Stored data
* * *

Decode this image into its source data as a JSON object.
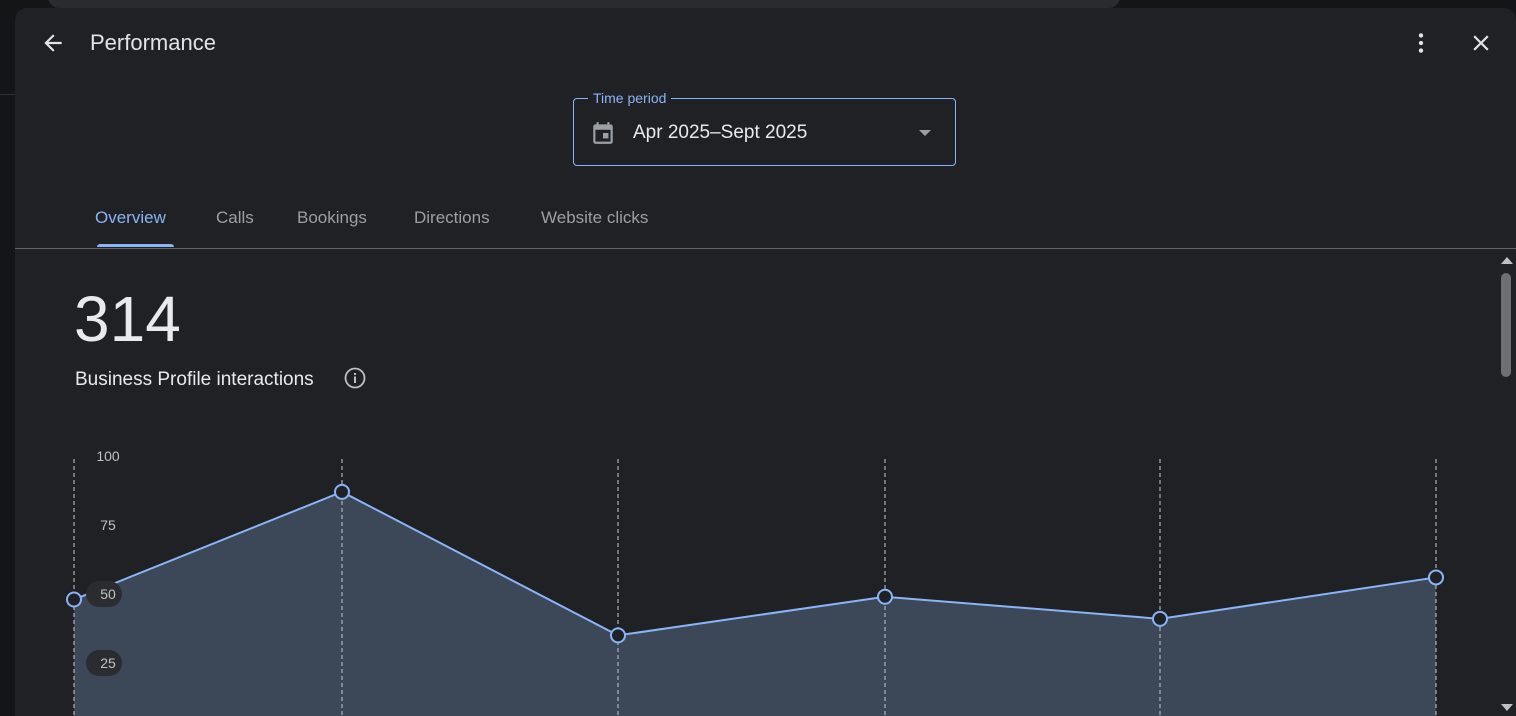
{
  "dialog": {
    "title": "Performance",
    "back_icon": "arrow-back-icon",
    "more_icon": "more-vert-icon",
    "close_icon": "close-icon"
  },
  "time_period": {
    "label": "Time period",
    "value": "Apr 2025–Sept 2025",
    "calendar_icon": "calendar-icon",
    "dropdown_icon": "arrow-drop-down-icon"
  },
  "tabs": [
    {
      "label": "Overview",
      "active": true
    },
    {
      "label": "Calls",
      "active": false
    },
    {
      "label": "Bookings",
      "active": false
    },
    {
      "label": "Directions",
      "active": false
    },
    {
      "label": "Website clicks",
      "active": false
    }
  ],
  "summary": {
    "total": "314",
    "label": "Business Profile interactions",
    "info_icon": "info-icon"
  },
  "colors": {
    "accent": "#8ab4f8",
    "background": "#202124",
    "area_fill": "#3c4758"
  },
  "chart_data": {
    "type": "area",
    "x": [
      0,
      1,
      2,
      3,
      4,
      5
    ],
    "values": [
      48,
      87,
      35,
      49,
      41,
      56
    ],
    "y_ticks": [
      "100",
      "75",
      "50",
      "25"
    ],
    "ylim": [
      0,
      100
    ],
    "grid": "vertical-dashed"
  }
}
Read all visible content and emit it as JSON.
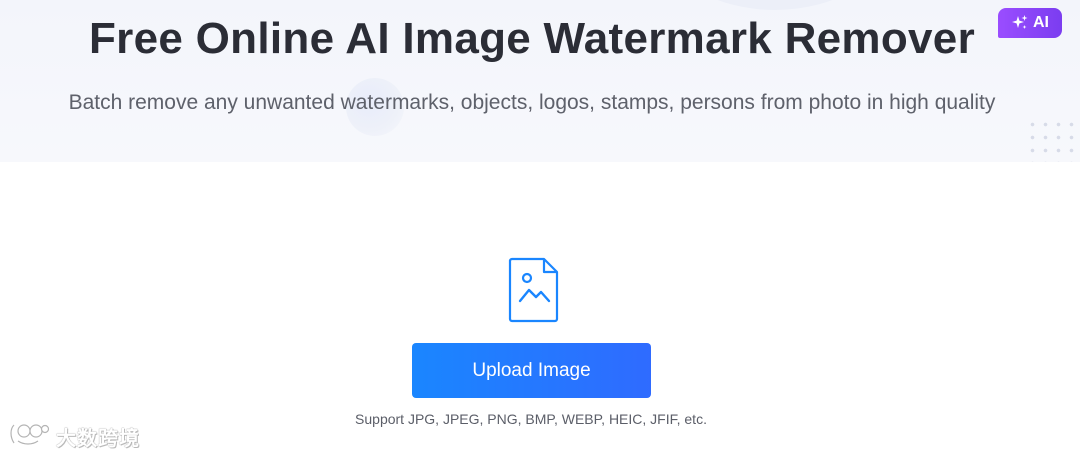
{
  "hero": {
    "title": "Free Online AI Image Watermark Remover",
    "badge": "AI",
    "badge_icon": "sparkle-icon",
    "subtitle": "Batch remove any unwanted watermarks, objects, logos, stamps, persons from photo in high quality"
  },
  "upload": {
    "icon": "image-file-icon",
    "button_label": "Upload Image",
    "support_text": "Support JPG, JPEG, PNG, BMP, WEBP, HEIC, JFIF, etc."
  },
  "watermark": {
    "text": "大数跨境",
    "icon": "logo-icon"
  },
  "colors": {
    "primary": "#1a86ff",
    "badge": "#8b45f5",
    "title": "#2b2d36",
    "hero_bg": "#f3f5fb"
  }
}
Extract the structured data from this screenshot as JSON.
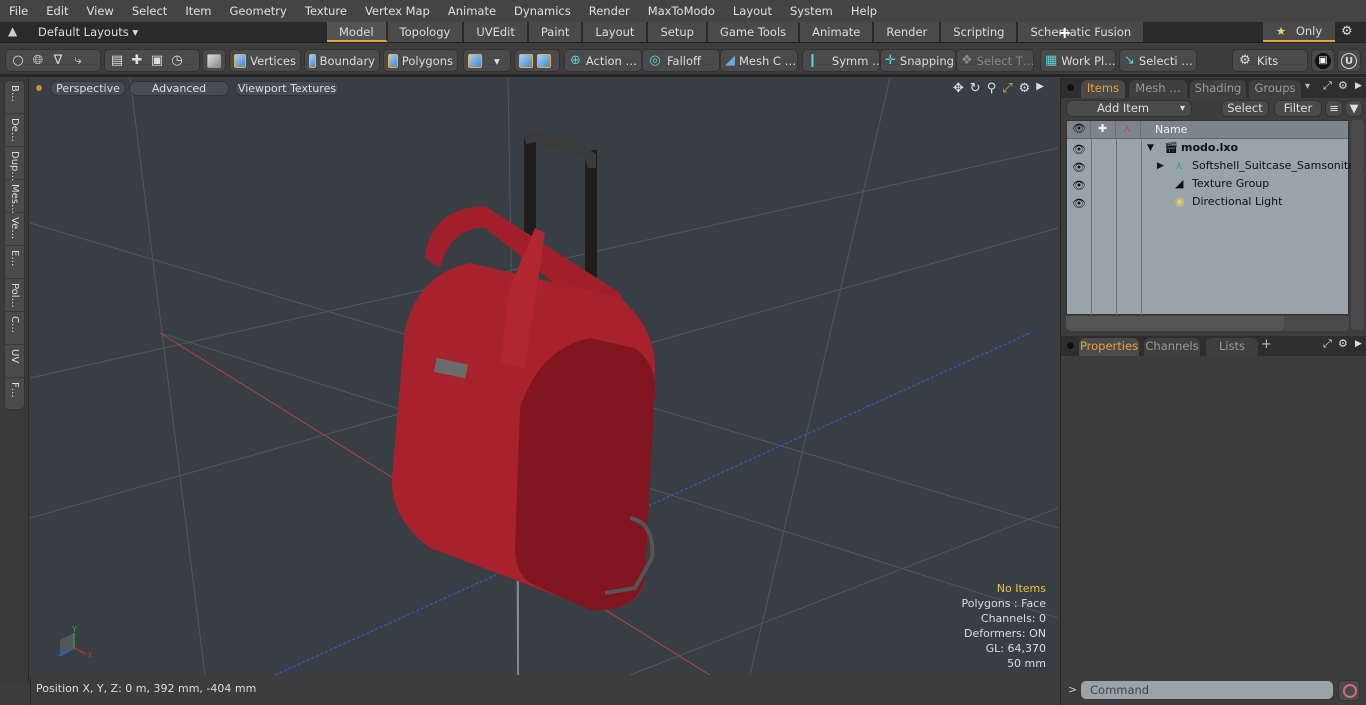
{
  "menu": [
    "File",
    "Edit",
    "View",
    "Select",
    "Item",
    "Geometry",
    "Texture",
    "Vertex Map",
    "Animate",
    "Dynamics",
    "Render",
    "MaxToModo",
    "Layout",
    "System",
    "Help"
  ],
  "layout": {
    "default_layouts": "Default Layouts ▾",
    "tabs": [
      "Model",
      "Topology",
      "UVEdit",
      "Paint",
      "Layout",
      "Setup",
      "Game Tools",
      "Animate",
      "Render",
      "Scripting",
      "Schematic Fusion"
    ],
    "active_tab": "Model",
    "add_tab": "+",
    "only_label": "Only",
    "star": "★"
  },
  "toolbar": {
    "vertices": "Vertices",
    "boundary": "Boundary",
    "polygons": "Polygons",
    "action": "Action …",
    "falloff": "Falloff",
    "mesh": "Mesh C …",
    "symmetry": "Symm …",
    "snapping": "Snapping",
    "select_t": "Select T…",
    "workplane": "Work Pl…",
    "selection": "Selecti …",
    "kits": "Kits"
  },
  "left_tabs": [
    "B…",
    "De…",
    "Dup…",
    "Mes…",
    "Ve…",
    "E…",
    "Pol…",
    "C…",
    "UV",
    "F…"
  ],
  "viewport": {
    "perspective": "Perspective",
    "advanced": "Advanced",
    "textures": "Viewport Textures",
    "info": {
      "items": "No Items",
      "polygons": "Polygons : Face",
      "channels": "Channels: 0",
      "deformers": "Deformers: ON",
      "gl": "GL: 64,370",
      "scale": "50 mm"
    },
    "colors": {
      "bg": "#383f44",
      "suitcase": "#a8202c",
      "x_axis": "#c0392b",
      "z_axis": "#3a4fd0"
    }
  },
  "status": {
    "position": "Position X, Y, Z:   0 m, 392 mm, -404 mm"
  },
  "items_panel": {
    "tabs": [
      "Items",
      "Mesh …",
      "Shading",
      "Groups"
    ],
    "active_tab": "Items",
    "add_item": "Add Item",
    "select": "Select",
    "filter": "Filter",
    "column_name": "Name",
    "rows": [
      {
        "name": "modo.lxo",
        "bold": true
      },
      {
        "name": "Softshell_Suitcase_Samsonite…"
      },
      {
        "name": "Texture Group"
      },
      {
        "name": "Directional Light"
      }
    ]
  },
  "properties_panel": {
    "tabs": [
      "Properties",
      "Channels",
      "Lists"
    ],
    "active_tab": "Properties",
    "add": "+"
  },
  "command": {
    "prompt": ">",
    "placeholder": "Command"
  }
}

* * *

TASK: Transcribe every entry word for word, but omit the pictures.

WRITTEN ANSWER:
Decode this image into its source data as a JSON object.
{
  "dialog": {
    "title": "Performance",
    "back_icon": "arrow-back-icon",
    "more_icon": "more-vert-icon",
    "close_icon": "close-icon"
  },
  "time_period": {
    "label": "Time period",
    "value": "Apr 2025–Sept 2025",
    "calendar_icon": "calendar-icon",
    "dropdown_icon": "arrow-drop-down-icon"
  },
  "tabs": [
    {
      "label": "Overview",
      "active": true
    },
    {
      "label": "Calls",
      "active": false
    },
    {
      "label": "Bookings",
      "active": false
    },
    {
      "label": "Directions",
      "active": false
    },
    {
      "label": "Website clicks",
      "active": false
    }
  ],
  "summary": {
    "total": "314",
    "label": "Business Profile interactions",
    "info_icon": "info-icon"
  },
  "colors": {
    "accent": "#8ab4f8",
    "background": "#202124",
    "area_fill": "#3c4758"
  },
  "chart_data": {
    "type": "area",
    "x": [
      0,
      1,
      2,
      3,
      4,
      5
    ],
    "values": [
      48,
      87,
      35,
      49,
      41,
      56
    ],
    "y_ticks": [
      "100",
      "75",
      "50",
      "25"
    ],
    "ylim": [
      0,
      100
    ],
    "grid": "vertical-dashed"
  }
}
Read all visible content and emit it as JSON.
{
  "hero": {
    "title": "Free Online AI Image Watermark Remover",
    "badge": "AI",
    "badge_icon": "sparkle-icon",
    "subtitle": "Batch remove any unwanted watermarks, objects, logos, stamps, persons from photo in high quality"
  },
  "upload": {
    "icon": "image-file-icon",
    "button_label": "Upload Image",
    "support_text": "Support JPG, JPEG, PNG, BMP, WEBP, HEIC, JFIF, etc."
  },
  "watermark": {
    "text": "大数跨境",
    "icon": "logo-icon"
  },
  "colors": {
    "primary": "#1a86ff",
    "badge": "#8b45f5",
    "title": "#2b2d36",
    "hero_bg": "#f3f5fb"
  }
}
Extract the structured data from this screenshot as JSON.
{
  "menu": [
    "File",
    "Edit",
    "View",
    "Select",
    "Item",
    "Geometry",
    "Texture",
    "Vertex Map",
    "Animate",
    "Dynamics",
    "Render",
    "MaxToModo",
    "Layout",
    "System",
    "Help"
  ],
  "layout": {
    "default_layouts": "Default Layouts ▾",
    "tabs": [
      "Model",
      "Topology",
      "UVEdit",
      "Paint",
      "Layout",
      "Setup",
      "Game Tools",
      "Animate",
      "Render",
      "Scripting",
      "Schematic Fusion"
    ],
    "active_tab": "Model",
    "add_tab": "+",
    "only_label": "Only",
    "star": "★"
  },
  "toolbar": {
    "vertices": "Vertices",
    "boundary": "Boundary",
    "polygons": "Polygons",
    "action": "Action …",
    "falloff": "Falloff",
    "mesh": "Mesh C …",
    "symmetry": "Symm …",
    "snapping": "Snapping",
    "select_t": "Select T…",
    "workplane": "Work Pl…",
    "selection": "Selecti …",
    "kits": "Kits"
  },
  "left_tabs": [
    "B…",
    "De…",
    "Dup…",
    "Mes…",
    "Ve…",
    "E…",
    "Pol…",
    "C…",
    "UV",
    "F…"
  ],
  "viewport": {
    "perspective": "Perspective",
    "advanced": "Advanced",
    "textures": "Viewport Textures",
    "info": {
      "items": "No Items",
      "polygons": "Polygons : Face",
      "channels": "Channels: 0",
      "deformers": "Deformers: ON",
      "gl": "GL: 64,370",
      "scale": "50 mm"
    },
    "colors": {
      "bg": "#383f44",
      "suitcase": "#a8202c",
      "x_axis": "#c0392b",
      "z_axis": "#3a4fd0"
    }
  },
  "status": {
    "position": "Position X, Y, Z:   0 m, 392 mm, -404 mm"
  },
  "items_panel": {
    "tabs": [
      "Items",
      "Mesh …",
      "Shading",
      "Groups"
    ],
    "active_tab": "Items",
    "add_item": "Add Item",
    "select": "Select",
    "filter": "Filter",
    "column_name": "Name",
    "rows": [
      {
        "name": "modo.lxo",
        "bold": true
      },
      {
        "name": "Softshell_Suitcase_Samsonite…"
      },
      {
        "name": "Texture Group"
      },
      {
        "name": "Directional Light"
      }
    ]
  },
  "properties_panel": {
    "tabs": [
      "Properties",
      "Channels",
      "Lists"
    ],
    "active_tab": "Properties",
    "add": "+"
  },
  "command": {
    "prompt": ">",
    "placeholder": "Command"
  }
}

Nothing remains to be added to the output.